Task description: Every record must be repeated exactly; omit any pictures they contain.

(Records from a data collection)
──────────

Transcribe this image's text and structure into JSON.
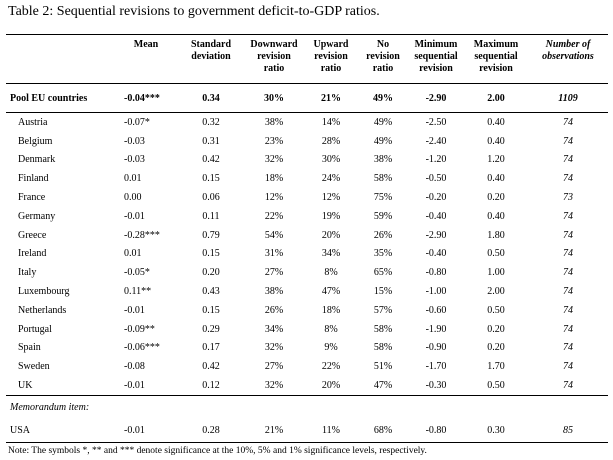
{
  "title": "Table 2: Sequential revisions to government deficit-to-GDP ratios.",
  "headers": {
    "mean": "Mean",
    "std": [
      "Standard",
      "deviation"
    ],
    "down": [
      "Downward",
      "revision",
      "ratio"
    ],
    "up": [
      "Upward",
      "revision",
      "ratio"
    ],
    "no": [
      "No",
      "revision",
      "ratio"
    ],
    "min": [
      "Minimum",
      "sequential",
      "revision"
    ],
    "max": [
      "Maximum",
      "sequential",
      "revision"
    ],
    "obs": [
      "Number of",
      "observations"
    ]
  },
  "pool": {
    "name": "Pool EU countries",
    "mean": "-0.04***",
    "std": "0.34",
    "down": "30%",
    "up": "21%",
    "no": "49%",
    "min": "-2.90",
    "max": "2.00",
    "obs": "1109"
  },
  "rows": [
    {
      "name": "Austria",
      "mean": "-0.07*",
      "std": "0.32",
      "down": "38%",
      "up": "14%",
      "no": "49%",
      "min": "-2.50",
      "max": "0.40",
      "obs": "74"
    },
    {
      "name": "Belgium",
      "mean": "-0.03",
      "std": "0.31",
      "down": "23%",
      "up": "28%",
      "no": "49%",
      "min": "-2.40",
      "max": "0.40",
      "obs": "74"
    },
    {
      "name": "Denmark",
      "mean": "-0.03",
      "std": "0.42",
      "down": "32%",
      "up": "30%",
      "no": "38%",
      "min": "-1.20",
      "max": "1.20",
      "obs": "74"
    },
    {
      "name": "Finland",
      "mean": "0.01",
      "std": "0.15",
      "down": "18%",
      "up": "24%",
      "no": "58%",
      "min": "-0.50",
      "max": "0.40",
      "obs": "74"
    },
    {
      "name": "France",
      "mean": "0.00",
      "std": "0.06",
      "down": "12%",
      "up": "12%",
      "no": "75%",
      "min": "-0.20",
      "max": "0.20",
      "obs": "73"
    },
    {
      "name": "Germany",
      "mean": "-0.01",
      "std": "0.11",
      "down": "22%",
      "up": "19%",
      "no": "59%",
      "min": "-0.40",
      "max": "0.40",
      "obs": "74"
    },
    {
      "name": "Greece",
      "mean": "-0.28***",
      "std": "0.79",
      "down": "54%",
      "up": "20%",
      "no": "26%",
      "min": "-2.90",
      "max": "1.80",
      "obs": "74"
    },
    {
      "name": "Ireland",
      "mean": "0.01",
      "std": "0.15",
      "down": "31%",
      "up": "34%",
      "no": "35%",
      "min": "-0.40",
      "max": "0.50",
      "obs": "74"
    },
    {
      "name": "Italy",
      "mean": "-0.05*",
      "std": "0.20",
      "down": "27%",
      "up": "8%",
      "no": "65%",
      "min": "-0.80",
      "max": "1.00",
      "obs": "74"
    },
    {
      "name": "Luxembourg",
      "mean": "0.11**",
      "std": "0.43",
      "down": "38%",
      "up": "47%",
      "no": "15%",
      "min": "-1.00",
      "max": "2.00",
      "obs": "74"
    },
    {
      "name": "Netherlands",
      "mean": "-0.01",
      "std": "0.15",
      "down": "26%",
      "up": "18%",
      "no": "57%",
      "min": "-0.60",
      "max": "0.50",
      "obs": "74"
    },
    {
      "name": "Portugal",
      "mean": "-0.09**",
      "std": "0.29",
      "down": "34%",
      "up": "8%",
      "no": "58%",
      "min": "-1.90",
      "max": "0.20",
      "obs": "74"
    },
    {
      "name": "Spain",
      "mean": "-0.06***",
      "std": "0.17",
      "down": "32%",
      "up": "9%",
      "no": "58%",
      "min": "-0.90",
      "max": "0.20",
      "obs": "74"
    },
    {
      "name": "Sweden",
      "mean": "-0.08",
      "std": "0.42",
      "down": "27%",
      "up": "22%",
      "no": "51%",
      "min": "-1.70",
      "max": "1.70",
      "obs": "74"
    },
    {
      "name": "UK",
      "mean": "-0.01",
      "std": "0.12",
      "down": "32%",
      "up": "20%",
      "no": "47%",
      "min": "-0.30",
      "max": "0.50",
      "obs": "74"
    }
  ],
  "memo_label": "Memorandum item:",
  "usa": {
    "name": "USA",
    "mean": "-0.01",
    "std": "0.28",
    "down": "21%",
    "up": "11%",
    "no": "68%",
    "min": "-0.80",
    "max": "0.30",
    "obs": "85"
  },
  "note": "Note: The symbols *, ** and *** denote significance at the 10%, 5% and 1% significance levels, respectively."
}
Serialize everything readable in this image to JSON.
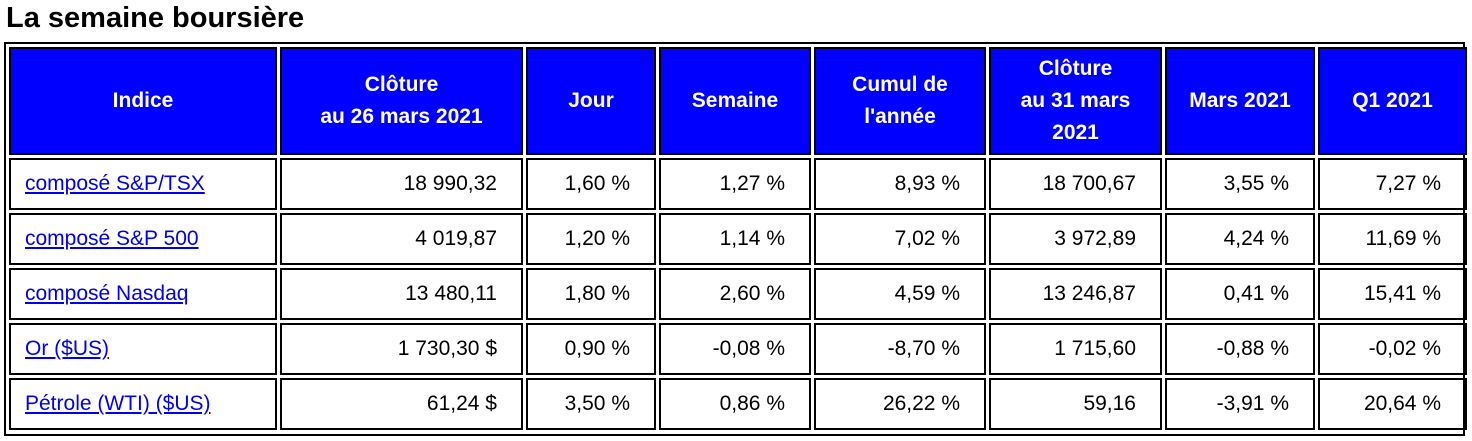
{
  "title": "La semaine boursière",
  "colors": {
    "header_bg": "#0000ff",
    "header_text": "#ffffff",
    "link": "#0000ee"
  },
  "table": {
    "headers": [
      {
        "lines": [
          "Indice"
        ]
      },
      {
        "lines": [
          "Clôture",
          "au 26 mars 2021"
        ]
      },
      {
        "lines": [
          "Jour"
        ]
      },
      {
        "lines": [
          "Semaine"
        ]
      },
      {
        "lines": [
          "Cumul de",
          "l'année"
        ]
      },
      {
        "lines": [
          "Clôture",
          "au 31 mars",
          "2021"
        ]
      },
      {
        "lines": [
          "Mars 2021"
        ]
      },
      {
        "lines": [
          "Q1 2021"
        ]
      }
    ],
    "rows": [
      {
        "cells": [
          "composé S&P/TSX",
          "18 990,32",
          "1,60 %",
          "1,27 %",
          "8,93 %",
          "18 700,67",
          "3,55 %",
          "7,27 %"
        ]
      },
      {
        "cells": [
          "composé S&P 500",
          "4 019,87",
          "1,20 %",
          "1,14 %",
          "7,02 %",
          "3 972,89",
          "4,24 %",
          "11,69 %"
        ]
      },
      {
        "cells": [
          "composé Nasdaq",
          "13 480,11",
          "1,80 %",
          "2,60 %",
          "4,59 %",
          "13 246,87",
          "0,41 %",
          "15,41 %"
        ]
      },
      {
        "cells": [
          "Or ($US)",
          "1 730,30 $",
          "0,90 %",
          "-0,08 %",
          "-8,70 %",
          "1 715,60",
          "-0,88 %",
          "-0,02 %"
        ]
      },
      {
        "cells": [
          "Pétrole (WTI) ($US)",
          "61,24 $",
          "3,50 %",
          "0,86 %",
          "26,22 %",
          "59,16",
          "-3,91 %",
          "20,64 %"
        ]
      }
    ]
  }
}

──────────

Solution to this problem:
Transcribe this image's text and structure into JSON.
{
  "title": "Table 2: Sequential revisions to government deficit-to-GDP ratios.",
  "headers": {
    "mean": "Mean",
    "std": [
      "Standard",
      "deviation"
    ],
    "down": [
      "Downward",
      "revision",
      "ratio"
    ],
    "up": [
      "Upward",
      "revision",
      "ratio"
    ],
    "no": [
      "No",
      "revision",
      "ratio"
    ],
    "min": [
      "Minimum",
      "sequential",
      "revision"
    ],
    "max": [
      "Maximum",
      "sequential",
      "revision"
    ],
    "obs": [
      "Number of",
      "observations"
    ]
  },
  "pool": {
    "name": "Pool EU countries",
    "mean": "-0.04***",
    "std": "0.34",
    "down": "30%",
    "up": "21%",
    "no": "49%",
    "min": "-2.90",
    "max": "2.00",
    "obs": "1109"
  },
  "rows": [
    {
      "name": "Austria",
      "mean": "-0.07*",
      "std": "0.32",
      "down": "38%",
      "up": "14%",
      "no": "49%",
      "min": "-2.50",
      "max": "0.40",
      "obs": "74"
    },
    {
      "name": "Belgium",
      "mean": "-0.03",
      "std": "0.31",
      "down": "23%",
      "up": "28%",
      "no": "49%",
      "min": "-2.40",
      "max": "0.40",
      "obs": "74"
    },
    {
      "name": "Denmark",
      "mean": "-0.03",
      "std": "0.42",
      "down": "32%",
      "up": "30%",
      "no": "38%",
      "min": "-1.20",
      "max": "1.20",
      "obs": "74"
    },
    {
      "name": "Finland",
      "mean": "0.01",
      "std": "0.15",
      "down": "18%",
      "up": "24%",
      "no": "58%",
      "min": "-0.50",
      "max": "0.40",
      "obs": "74"
    },
    {
      "name": "France",
      "mean": "0.00",
      "std": "0.06",
      "down": "12%",
      "up": "12%",
      "no": "75%",
      "min": "-0.20",
      "max": "0.20",
      "obs": "73"
    },
    {
      "name": "Germany",
      "mean": "-0.01",
      "std": "0.11",
      "down": "22%",
      "up": "19%",
      "no": "59%",
      "min": "-0.40",
      "max": "0.40",
      "obs": "74"
    },
    {
      "name": "Greece",
      "mean": "-0.28***",
      "std": "0.79",
      "down": "54%",
      "up": "20%",
      "no": "26%",
      "min": "-2.90",
      "max": "1.80",
      "obs": "74"
    },
    {
      "name": "Ireland",
      "mean": "0.01",
      "std": "0.15",
      "down": "31%",
      "up": "34%",
      "no": "35%",
      "min": "-0.40",
      "max": "0.50",
      "obs": "74"
    },
    {
      "name": "Italy",
      "mean": "-0.05*",
      "std": "0.20",
      "down": "27%",
      "up": "8%",
      "no": "65%",
      "min": "-0.80",
      "max": "1.00",
      "obs": "74"
    },
    {
      "name": "Luxembourg",
      "mean": "0.11**",
      "std": "0.43",
      "down": "38%",
      "up": "47%",
      "no": "15%",
      "min": "-1.00",
      "max": "2.00",
      "obs": "74"
    },
    {
      "name": "Netherlands",
      "mean": "-0.01",
      "std": "0.15",
      "down": "26%",
      "up": "18%",
      "no": "57%",
      "min": "-0.60",
      "max": "0.50",
      "obs": "74"
    },
    {
      "name": "Portugal",
      "mean": "-0.09**",
      "std": "0.29",
      "down": "34%",
      "up": "8%",
      "no": "58%",
      "min": "-1.90",
      "max": "0.20",
      "obs": "74"
    },
    {
      "name": "Spain",
      "mean": "-0.06***",
      "std": "0.17",
      "down": "32%",
      "up": "9%",
      "no": "58%",
      "min": "-0.90",
      "max": "0.20",
      "obs": "74"
    },
    {
      "name": "Sweden",
      "mean": "-0.08",
      "std": "0.42",
      "down": "27%",
      "up": "22%",
      "no": "51%",
      "min": "-1.70",
      "max": "1.70",
      "obs": "74"
    },
    {
      "name": "UK",
      "mean": "-0.01",
      "std": "0.12",
      "down": "32%",
      "up": "20%",
      "no": "47%",
      "min": "-0.30",
      "max": "0.50",
      "obs": "74"
    }
  ],
  "memo_label": "Memorandum item:",
  "usa": {
    "name": "USA",
    "mean": "-0.01",
    "std": "0.28",
    "down": "21%",
    "up": "11%",
    "no": "68%",
    "min": "-0.80",
    "max": "0.30",
    "obs": "85"
  },
  "note": "Note: The symbols *, ** and *** denote significance at the 10%, 5% and 1% significance levels, respectively."
}
Serialize everything readable in this image to JSON.
{
  "title": "La semaine boursière",
  "colors": {
    "header_bg": "#0000ff",
    "header_text": "#ffffff",
    "link": "#0000ee"
  },
  "table": {
    "headers": [
      {
        "lines": [
          "Indice"
        ]
      },
      {
        "lines": [
          "Clôture",
          "au 26 mars 2021"
        ]
      },
      {
        "lines": [
          "Jour"
        ]
      },
      {
        "lines": [
          "Semaine"
        ]
      },
      {
        "lines": [
          "Cumul de",
          "l'année"
        ]
      },
      {
        "lines": [
          "Clôture",
          "au 31 mars",
          "2021"
        ]
      },
      {
        "lines": [
          "Mars 2021"
        ]
      },
      {
        "lines": [
          "Q1 2021"
        ]
      }
    ],
    "rows": [
      {
        "cells": [
          "composé S&P/TSX",
          "18 990,32",
          "1,60 %",
          "1,27 %",
          "8,93 %",
          "18 700,67",
          "3,55 %",
          "7,27 %"
        ]
      },
      {
        "cells": [
          "composé S&P 500",
          "4 019,87",
          "1,20 %",
          "1,14 %",
          "7,02 %",
          "3 972,89",
          "4,24 %",
          "11,69 %"
        ]
      },
      {
        "cells": [
          "composé Nasdaq",
          "13 480,11",
          "1,80 %",
          "2,60 %",
          "4,59 %",
          "13 246,87",
          "0,41 %",
          "15,41 %"
        ]
      },
      {
        "cells": [
          "Or ($US)",
          "1 730,30 $",
          "0,90 %",
          "-0,08 %",
          "-8,70 %",
          "1 715,60",
          "-0,88 %",
          "-0,02 %"
        ]
      },
      {
        "cells": [
          "Pétrole (WTI) ($US)",
          "61,24 $",
          "3,50 %",
          "0,86 %",
          "26,22 %",
          "59,16",
          "-3,91 %",
          "20,64 %"
        ]
      }
    ]
  }
}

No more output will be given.